| Data listing |
══════════════════════════════

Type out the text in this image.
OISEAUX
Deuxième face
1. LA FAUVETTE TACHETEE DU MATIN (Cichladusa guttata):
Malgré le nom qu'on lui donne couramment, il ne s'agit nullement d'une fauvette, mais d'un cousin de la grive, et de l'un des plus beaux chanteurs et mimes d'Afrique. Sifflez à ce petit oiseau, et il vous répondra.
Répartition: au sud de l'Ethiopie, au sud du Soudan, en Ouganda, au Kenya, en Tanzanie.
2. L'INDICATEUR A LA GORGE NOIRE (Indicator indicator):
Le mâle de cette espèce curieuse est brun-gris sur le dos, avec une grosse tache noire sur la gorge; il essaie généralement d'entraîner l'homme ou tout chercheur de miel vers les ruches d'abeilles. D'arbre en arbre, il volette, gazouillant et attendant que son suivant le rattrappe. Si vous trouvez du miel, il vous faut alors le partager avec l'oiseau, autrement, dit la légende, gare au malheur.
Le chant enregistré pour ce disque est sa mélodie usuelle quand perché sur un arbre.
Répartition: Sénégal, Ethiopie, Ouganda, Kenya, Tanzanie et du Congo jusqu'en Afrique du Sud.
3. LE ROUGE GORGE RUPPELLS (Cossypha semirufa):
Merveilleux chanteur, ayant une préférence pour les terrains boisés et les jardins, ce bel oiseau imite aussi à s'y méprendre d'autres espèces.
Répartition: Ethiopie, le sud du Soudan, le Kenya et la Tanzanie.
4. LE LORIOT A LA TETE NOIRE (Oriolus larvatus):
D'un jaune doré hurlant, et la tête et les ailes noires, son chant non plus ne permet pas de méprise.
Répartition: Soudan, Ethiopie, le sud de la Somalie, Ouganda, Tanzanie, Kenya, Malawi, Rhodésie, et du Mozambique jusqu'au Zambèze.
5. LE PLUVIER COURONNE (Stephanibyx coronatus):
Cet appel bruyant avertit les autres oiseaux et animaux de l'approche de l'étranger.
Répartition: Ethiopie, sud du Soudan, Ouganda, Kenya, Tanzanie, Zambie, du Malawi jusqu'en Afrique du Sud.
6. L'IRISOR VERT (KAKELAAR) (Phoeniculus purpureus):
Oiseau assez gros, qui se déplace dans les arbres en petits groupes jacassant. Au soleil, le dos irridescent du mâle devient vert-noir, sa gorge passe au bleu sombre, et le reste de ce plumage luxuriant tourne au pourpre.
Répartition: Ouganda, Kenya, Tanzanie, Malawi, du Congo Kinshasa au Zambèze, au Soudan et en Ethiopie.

══════════════════════════════

| WHAT YOU WILL DO |
Collect the lines of the data that carry the word "plus".

| ANSWER TO THIS EXERCISE |
Malgré le nom qu'on lui donne couramment, il ne s'agit nullement d'une fauvette, mais d'un cousin de la grive, et de l'un des plus beaux chanteurs et mimes d'Afrique. Sifflez à ce petit oiseau, et il vous répondra.
D'un jaune doré hurlant, et la tête et les ailes noires, son chant non plus ne permet pas de méprise.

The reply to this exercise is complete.